**EXERCISE:** Your task is to copy every line of the entries that contains "предоставления".
== PROVIDED RECORDS ==
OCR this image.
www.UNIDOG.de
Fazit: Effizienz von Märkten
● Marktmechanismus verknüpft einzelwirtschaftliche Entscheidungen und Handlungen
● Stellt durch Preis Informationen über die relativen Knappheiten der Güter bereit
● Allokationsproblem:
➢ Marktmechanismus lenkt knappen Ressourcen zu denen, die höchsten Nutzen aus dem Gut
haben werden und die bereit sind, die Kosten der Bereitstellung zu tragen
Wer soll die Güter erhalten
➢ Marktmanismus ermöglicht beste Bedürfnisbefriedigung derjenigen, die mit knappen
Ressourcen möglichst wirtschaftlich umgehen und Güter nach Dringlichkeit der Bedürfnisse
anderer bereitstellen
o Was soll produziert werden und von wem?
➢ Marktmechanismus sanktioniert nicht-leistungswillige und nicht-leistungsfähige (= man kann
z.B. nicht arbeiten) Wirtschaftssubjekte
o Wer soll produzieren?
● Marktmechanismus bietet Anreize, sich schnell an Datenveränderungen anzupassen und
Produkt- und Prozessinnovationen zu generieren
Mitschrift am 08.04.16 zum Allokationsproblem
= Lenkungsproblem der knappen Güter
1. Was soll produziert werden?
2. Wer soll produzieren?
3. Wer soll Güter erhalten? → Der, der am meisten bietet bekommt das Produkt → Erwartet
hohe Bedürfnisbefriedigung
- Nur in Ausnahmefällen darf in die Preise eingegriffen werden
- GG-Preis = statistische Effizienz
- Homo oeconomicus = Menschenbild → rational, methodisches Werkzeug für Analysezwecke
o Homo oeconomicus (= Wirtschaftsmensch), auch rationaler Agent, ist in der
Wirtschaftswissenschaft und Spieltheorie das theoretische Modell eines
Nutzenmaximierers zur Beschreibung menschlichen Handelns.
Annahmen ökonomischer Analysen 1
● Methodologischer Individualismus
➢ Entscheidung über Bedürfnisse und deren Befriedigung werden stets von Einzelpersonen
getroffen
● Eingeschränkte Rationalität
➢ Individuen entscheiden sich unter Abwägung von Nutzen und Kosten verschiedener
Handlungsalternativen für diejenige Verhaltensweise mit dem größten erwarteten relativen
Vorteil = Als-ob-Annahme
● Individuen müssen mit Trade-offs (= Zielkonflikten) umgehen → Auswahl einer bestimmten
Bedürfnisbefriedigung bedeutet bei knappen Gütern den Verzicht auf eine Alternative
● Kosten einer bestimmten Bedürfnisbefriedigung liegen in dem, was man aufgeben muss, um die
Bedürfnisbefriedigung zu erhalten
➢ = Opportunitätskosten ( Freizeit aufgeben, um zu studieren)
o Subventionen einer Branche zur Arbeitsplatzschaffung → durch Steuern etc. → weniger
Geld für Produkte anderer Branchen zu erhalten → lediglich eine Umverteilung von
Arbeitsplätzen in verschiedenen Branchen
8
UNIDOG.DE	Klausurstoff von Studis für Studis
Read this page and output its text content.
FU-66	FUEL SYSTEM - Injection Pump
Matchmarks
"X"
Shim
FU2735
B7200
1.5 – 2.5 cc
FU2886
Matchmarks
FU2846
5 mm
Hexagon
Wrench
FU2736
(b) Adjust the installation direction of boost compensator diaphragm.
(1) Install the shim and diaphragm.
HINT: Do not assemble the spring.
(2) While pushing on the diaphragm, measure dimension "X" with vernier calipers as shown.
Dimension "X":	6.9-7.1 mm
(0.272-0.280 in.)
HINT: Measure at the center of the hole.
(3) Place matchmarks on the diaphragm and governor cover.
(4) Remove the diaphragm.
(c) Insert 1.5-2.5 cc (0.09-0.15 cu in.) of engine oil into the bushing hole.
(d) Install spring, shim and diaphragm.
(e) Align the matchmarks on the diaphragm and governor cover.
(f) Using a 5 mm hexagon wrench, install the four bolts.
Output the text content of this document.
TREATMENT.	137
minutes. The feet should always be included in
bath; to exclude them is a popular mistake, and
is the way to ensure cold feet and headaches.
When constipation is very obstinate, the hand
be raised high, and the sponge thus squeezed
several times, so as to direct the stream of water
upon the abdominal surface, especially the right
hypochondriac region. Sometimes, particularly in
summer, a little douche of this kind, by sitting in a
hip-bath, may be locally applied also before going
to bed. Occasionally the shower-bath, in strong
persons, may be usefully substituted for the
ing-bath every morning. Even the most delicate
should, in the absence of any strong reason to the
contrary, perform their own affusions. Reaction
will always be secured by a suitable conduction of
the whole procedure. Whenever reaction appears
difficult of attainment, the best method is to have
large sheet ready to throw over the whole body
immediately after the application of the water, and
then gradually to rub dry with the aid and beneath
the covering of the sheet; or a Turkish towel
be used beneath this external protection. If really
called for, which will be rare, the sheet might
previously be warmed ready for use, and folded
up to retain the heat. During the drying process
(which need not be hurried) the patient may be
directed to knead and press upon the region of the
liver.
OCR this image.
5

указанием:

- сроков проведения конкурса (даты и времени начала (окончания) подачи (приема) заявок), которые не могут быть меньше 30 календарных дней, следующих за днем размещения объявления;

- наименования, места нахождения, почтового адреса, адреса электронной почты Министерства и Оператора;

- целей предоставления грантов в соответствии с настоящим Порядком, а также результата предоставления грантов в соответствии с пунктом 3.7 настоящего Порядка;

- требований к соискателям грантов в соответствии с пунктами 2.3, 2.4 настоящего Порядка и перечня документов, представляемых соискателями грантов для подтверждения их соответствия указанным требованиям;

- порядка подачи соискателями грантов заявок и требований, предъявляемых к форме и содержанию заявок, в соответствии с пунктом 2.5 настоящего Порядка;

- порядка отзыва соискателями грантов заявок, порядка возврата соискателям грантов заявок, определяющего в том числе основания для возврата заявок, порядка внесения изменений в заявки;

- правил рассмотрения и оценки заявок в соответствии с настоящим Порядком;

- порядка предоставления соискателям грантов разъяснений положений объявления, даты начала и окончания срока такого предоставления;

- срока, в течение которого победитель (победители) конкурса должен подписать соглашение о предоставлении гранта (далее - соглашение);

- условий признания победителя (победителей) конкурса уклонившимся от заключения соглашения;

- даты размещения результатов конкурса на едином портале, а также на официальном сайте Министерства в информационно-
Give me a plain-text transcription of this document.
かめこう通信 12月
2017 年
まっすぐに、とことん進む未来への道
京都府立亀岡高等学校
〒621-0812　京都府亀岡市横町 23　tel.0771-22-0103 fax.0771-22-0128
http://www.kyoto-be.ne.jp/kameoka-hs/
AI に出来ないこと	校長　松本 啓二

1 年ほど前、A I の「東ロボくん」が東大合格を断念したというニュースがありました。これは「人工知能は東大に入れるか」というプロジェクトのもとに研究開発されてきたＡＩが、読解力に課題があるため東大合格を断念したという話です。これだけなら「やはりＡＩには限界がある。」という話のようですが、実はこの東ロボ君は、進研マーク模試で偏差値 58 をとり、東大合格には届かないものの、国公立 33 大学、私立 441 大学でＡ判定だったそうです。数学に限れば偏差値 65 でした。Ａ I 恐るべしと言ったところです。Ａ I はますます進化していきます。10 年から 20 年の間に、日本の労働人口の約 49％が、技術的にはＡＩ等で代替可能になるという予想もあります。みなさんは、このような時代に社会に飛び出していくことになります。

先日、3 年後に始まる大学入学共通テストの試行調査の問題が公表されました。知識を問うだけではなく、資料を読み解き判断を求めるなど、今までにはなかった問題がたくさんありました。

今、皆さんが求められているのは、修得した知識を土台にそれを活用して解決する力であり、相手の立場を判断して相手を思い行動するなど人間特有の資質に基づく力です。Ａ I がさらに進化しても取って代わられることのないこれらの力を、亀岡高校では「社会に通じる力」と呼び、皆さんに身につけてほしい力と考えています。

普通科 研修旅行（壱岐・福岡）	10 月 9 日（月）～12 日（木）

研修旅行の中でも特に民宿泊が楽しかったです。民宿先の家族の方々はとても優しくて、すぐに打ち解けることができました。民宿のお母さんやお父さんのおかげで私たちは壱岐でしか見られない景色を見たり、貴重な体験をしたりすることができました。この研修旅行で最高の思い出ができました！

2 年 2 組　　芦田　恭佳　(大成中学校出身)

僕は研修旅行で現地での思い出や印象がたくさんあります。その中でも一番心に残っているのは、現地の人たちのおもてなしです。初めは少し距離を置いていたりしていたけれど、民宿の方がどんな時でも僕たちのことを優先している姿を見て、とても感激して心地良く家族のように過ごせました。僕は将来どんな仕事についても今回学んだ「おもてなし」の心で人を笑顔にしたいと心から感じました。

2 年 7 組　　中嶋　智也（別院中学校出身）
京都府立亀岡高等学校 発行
===
**CORRECT ANSWER:**
- целей предоставления грантов в соответствии с настоящим Порядком, а также результата предоставления грантов в соответствии с пунктом 3.7 настоящего Порядка;
- порядка предоставления соискателям грантов разъяснений положений объявления, даты начала и окончания срока такого предоставления;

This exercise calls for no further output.